* _Records for this exercise_

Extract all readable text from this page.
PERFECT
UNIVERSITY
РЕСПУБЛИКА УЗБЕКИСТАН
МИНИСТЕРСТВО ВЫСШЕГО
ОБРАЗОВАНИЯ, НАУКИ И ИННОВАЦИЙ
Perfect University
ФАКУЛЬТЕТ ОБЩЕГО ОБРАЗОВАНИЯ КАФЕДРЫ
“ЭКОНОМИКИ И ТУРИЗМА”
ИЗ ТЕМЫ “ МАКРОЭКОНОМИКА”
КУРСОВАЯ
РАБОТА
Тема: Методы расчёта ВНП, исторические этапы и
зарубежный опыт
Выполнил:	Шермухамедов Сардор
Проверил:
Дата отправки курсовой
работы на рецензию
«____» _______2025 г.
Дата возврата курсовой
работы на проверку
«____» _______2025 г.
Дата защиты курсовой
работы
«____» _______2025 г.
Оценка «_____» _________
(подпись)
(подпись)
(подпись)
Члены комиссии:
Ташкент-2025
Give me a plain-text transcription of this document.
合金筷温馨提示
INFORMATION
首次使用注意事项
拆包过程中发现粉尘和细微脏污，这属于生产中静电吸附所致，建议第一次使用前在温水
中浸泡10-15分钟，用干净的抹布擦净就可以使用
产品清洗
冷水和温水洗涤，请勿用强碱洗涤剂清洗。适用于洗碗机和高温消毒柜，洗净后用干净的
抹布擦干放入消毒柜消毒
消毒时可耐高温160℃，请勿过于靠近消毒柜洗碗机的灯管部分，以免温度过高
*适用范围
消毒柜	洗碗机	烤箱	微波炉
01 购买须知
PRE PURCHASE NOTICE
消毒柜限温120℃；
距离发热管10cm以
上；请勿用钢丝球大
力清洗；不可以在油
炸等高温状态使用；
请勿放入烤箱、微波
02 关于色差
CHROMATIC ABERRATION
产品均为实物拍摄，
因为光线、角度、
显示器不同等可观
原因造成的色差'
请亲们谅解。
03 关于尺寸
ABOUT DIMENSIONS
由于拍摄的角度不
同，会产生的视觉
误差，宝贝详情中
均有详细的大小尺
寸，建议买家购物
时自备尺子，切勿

* _Set exercise_
Reproduce every line from the entries that holds the word "Дата".

* _The completed task_
Дата отправки курсовой
Дата возврата курсовой
Дата защиты курсовой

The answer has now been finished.